■ **Records shown**:
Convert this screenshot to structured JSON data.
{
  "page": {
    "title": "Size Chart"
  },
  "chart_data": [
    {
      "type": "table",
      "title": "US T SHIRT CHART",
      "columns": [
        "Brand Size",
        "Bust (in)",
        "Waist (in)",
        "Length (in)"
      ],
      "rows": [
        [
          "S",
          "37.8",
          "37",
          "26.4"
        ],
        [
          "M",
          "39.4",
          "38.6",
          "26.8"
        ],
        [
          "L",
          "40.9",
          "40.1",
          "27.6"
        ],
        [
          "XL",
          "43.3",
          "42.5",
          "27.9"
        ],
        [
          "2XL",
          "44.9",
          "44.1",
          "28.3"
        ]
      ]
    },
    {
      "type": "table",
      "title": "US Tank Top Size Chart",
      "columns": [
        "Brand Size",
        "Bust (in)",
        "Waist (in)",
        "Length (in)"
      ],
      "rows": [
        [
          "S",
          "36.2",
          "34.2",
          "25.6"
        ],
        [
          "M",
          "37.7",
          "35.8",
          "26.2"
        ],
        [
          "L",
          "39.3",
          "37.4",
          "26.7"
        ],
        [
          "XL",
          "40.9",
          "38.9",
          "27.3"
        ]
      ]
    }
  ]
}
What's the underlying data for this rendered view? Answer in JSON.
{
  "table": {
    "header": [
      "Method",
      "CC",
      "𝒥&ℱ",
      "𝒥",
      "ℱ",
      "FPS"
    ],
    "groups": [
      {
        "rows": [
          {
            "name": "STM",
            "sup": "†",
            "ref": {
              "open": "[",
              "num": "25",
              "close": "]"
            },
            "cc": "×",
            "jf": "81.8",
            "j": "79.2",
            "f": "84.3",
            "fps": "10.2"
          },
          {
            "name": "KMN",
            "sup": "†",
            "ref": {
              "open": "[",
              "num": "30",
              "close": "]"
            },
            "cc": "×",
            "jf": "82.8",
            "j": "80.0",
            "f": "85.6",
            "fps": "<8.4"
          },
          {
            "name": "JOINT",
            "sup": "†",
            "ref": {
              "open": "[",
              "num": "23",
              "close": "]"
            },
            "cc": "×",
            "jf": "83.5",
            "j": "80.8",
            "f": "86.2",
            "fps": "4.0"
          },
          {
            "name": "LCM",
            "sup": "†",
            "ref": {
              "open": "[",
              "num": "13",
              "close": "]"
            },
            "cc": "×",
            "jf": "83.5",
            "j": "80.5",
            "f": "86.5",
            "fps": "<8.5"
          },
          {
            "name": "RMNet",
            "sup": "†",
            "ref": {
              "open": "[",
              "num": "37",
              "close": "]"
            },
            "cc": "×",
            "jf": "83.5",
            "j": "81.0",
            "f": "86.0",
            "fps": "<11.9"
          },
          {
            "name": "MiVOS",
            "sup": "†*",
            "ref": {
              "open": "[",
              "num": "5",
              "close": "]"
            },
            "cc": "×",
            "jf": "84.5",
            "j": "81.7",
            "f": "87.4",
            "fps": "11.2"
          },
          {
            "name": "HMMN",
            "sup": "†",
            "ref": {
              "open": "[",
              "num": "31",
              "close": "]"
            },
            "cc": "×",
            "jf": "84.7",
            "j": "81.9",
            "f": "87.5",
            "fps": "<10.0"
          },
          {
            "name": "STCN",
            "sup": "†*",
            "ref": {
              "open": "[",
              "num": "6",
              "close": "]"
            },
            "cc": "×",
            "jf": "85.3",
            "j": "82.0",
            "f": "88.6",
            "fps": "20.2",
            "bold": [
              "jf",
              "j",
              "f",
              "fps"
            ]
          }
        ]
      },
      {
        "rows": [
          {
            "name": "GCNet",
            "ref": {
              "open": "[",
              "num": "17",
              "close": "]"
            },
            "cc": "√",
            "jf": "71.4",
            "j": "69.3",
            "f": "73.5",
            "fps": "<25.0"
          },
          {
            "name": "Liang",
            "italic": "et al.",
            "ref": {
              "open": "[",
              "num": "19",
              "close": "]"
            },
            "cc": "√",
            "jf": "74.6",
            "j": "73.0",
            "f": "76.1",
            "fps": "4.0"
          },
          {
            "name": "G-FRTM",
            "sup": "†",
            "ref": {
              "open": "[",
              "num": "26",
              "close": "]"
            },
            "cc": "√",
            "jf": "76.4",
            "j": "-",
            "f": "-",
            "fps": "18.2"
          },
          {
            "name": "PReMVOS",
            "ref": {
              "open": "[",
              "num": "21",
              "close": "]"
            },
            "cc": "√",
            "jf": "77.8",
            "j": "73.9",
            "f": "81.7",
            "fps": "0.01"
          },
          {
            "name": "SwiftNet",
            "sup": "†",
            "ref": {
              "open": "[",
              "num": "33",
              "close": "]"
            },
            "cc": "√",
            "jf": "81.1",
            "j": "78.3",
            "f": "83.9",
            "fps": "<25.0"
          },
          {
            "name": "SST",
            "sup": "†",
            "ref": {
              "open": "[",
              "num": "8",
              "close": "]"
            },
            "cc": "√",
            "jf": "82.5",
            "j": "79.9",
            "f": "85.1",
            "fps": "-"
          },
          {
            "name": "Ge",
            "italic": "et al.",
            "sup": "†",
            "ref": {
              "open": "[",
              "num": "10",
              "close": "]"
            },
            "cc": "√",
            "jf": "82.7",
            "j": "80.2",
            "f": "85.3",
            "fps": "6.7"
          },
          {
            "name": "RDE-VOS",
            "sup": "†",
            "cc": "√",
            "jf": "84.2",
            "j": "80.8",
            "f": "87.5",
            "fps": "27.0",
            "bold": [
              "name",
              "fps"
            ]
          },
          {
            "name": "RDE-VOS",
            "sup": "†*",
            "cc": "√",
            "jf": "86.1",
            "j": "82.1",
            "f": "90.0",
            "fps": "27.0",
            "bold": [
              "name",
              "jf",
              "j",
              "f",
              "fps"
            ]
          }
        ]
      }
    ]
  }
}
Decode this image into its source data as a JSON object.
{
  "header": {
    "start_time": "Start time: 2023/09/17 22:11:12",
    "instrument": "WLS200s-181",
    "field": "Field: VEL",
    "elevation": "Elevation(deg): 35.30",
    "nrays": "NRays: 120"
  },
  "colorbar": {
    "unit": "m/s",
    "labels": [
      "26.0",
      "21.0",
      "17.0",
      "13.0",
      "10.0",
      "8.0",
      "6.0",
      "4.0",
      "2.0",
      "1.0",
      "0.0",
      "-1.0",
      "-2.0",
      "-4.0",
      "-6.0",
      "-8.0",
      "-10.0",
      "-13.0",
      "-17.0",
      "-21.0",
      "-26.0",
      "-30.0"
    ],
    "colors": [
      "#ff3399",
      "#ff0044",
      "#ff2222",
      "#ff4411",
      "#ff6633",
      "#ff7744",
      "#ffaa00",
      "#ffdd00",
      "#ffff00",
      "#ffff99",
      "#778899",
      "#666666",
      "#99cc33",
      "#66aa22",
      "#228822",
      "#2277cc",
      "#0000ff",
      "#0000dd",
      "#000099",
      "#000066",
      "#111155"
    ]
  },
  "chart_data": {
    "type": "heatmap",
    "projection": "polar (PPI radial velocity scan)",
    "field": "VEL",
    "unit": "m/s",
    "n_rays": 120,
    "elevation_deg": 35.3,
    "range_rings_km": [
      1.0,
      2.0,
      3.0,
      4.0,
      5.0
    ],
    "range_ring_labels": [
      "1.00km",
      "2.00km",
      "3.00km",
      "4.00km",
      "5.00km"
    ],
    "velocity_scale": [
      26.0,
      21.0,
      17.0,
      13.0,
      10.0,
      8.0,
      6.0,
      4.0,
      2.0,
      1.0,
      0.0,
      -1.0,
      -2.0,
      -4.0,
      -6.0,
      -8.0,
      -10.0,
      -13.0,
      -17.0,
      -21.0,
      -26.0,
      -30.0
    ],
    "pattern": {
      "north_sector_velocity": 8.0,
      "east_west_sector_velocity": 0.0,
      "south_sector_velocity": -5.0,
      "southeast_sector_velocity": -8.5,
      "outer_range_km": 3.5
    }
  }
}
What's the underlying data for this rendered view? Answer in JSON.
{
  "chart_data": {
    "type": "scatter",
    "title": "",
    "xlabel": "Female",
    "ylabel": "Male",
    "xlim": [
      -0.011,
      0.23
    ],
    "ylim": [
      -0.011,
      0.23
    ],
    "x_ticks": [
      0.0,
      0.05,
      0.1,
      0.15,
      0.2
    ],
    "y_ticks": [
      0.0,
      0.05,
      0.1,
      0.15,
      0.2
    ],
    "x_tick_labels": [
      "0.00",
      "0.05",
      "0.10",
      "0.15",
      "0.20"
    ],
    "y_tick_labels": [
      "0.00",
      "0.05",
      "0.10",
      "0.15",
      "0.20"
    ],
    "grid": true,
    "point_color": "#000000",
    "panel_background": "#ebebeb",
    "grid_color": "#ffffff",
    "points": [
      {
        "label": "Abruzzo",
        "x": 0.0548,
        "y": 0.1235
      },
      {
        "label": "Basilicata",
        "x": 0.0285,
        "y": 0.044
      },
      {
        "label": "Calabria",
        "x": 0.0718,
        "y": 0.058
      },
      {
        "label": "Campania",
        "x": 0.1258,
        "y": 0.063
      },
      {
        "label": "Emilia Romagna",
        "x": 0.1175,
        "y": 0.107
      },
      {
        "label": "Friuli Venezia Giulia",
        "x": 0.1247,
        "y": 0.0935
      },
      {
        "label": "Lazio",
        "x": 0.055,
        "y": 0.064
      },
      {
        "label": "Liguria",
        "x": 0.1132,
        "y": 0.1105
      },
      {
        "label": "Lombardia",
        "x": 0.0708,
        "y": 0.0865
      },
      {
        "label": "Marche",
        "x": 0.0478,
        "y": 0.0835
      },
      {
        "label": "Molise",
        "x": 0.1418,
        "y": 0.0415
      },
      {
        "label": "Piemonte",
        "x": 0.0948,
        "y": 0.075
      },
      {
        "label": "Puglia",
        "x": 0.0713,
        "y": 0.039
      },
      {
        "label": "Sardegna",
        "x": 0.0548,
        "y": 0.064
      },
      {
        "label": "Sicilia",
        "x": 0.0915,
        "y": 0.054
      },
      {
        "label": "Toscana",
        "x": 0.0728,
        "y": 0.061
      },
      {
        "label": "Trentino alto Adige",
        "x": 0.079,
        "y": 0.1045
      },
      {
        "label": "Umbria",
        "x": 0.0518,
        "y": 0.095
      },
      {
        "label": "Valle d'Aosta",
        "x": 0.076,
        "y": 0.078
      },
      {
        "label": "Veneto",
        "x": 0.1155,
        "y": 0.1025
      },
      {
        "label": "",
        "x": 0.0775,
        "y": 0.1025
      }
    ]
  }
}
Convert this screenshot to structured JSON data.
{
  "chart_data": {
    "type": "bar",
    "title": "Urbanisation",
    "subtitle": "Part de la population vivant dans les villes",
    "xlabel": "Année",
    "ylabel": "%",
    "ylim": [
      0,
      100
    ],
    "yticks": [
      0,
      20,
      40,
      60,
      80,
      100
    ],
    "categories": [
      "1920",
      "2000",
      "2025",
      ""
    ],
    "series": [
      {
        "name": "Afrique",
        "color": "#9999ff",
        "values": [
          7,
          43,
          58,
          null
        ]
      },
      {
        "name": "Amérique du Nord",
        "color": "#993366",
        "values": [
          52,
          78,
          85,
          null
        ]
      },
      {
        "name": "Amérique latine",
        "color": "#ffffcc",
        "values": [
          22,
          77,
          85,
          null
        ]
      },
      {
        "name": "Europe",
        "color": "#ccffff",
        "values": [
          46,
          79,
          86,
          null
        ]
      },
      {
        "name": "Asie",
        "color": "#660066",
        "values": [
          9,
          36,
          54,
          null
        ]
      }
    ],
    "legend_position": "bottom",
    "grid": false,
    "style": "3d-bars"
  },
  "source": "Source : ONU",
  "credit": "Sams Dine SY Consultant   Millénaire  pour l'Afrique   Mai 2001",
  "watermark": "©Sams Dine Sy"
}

■ **Task instructions**: Copy out each line in the preceding records that contains "Dine".

■ **Answer to this exercise**:
  "credit": "Sams Dine SY Consultant   Millénaire  pour l'Afrique   Mai 2001",
  "watermark": "©Sams Dine Sy"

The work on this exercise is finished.